◆ THE EXERCISE
Locate every line in the records below that contains the word "Other", and copy each one.

╔══

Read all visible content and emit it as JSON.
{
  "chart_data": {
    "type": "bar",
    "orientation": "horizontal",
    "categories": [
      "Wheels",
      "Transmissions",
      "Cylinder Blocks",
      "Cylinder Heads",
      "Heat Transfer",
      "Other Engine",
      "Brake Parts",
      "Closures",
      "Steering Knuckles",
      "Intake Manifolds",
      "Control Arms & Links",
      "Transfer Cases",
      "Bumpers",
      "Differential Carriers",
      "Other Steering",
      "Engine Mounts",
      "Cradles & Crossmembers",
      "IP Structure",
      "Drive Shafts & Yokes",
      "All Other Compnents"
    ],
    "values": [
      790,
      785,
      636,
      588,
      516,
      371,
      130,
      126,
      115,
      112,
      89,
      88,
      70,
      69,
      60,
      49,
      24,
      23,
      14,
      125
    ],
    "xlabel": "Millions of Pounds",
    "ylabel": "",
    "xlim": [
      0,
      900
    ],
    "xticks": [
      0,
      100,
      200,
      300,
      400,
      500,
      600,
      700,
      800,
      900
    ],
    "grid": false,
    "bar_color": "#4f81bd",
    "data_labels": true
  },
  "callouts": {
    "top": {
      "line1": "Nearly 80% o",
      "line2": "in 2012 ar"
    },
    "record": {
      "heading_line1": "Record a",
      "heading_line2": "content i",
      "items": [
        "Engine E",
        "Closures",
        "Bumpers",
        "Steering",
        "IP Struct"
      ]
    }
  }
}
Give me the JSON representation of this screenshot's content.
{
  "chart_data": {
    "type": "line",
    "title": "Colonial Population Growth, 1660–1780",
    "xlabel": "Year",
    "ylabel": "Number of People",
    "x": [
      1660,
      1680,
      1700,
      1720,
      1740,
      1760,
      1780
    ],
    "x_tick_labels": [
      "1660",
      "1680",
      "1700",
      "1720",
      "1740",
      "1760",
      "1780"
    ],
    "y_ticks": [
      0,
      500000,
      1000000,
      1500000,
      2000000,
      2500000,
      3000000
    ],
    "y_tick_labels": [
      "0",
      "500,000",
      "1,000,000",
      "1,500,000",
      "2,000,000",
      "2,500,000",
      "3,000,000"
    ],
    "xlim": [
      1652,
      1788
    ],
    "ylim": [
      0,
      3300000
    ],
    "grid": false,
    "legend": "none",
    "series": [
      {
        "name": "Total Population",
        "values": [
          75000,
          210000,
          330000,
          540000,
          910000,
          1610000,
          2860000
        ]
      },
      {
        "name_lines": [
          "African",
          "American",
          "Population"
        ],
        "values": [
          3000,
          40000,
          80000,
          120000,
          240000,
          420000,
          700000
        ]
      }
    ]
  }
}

╚══

◆ EXERCISE RESULT
      "Other Engine",
      "Other Steering",
      "All Other Compnents"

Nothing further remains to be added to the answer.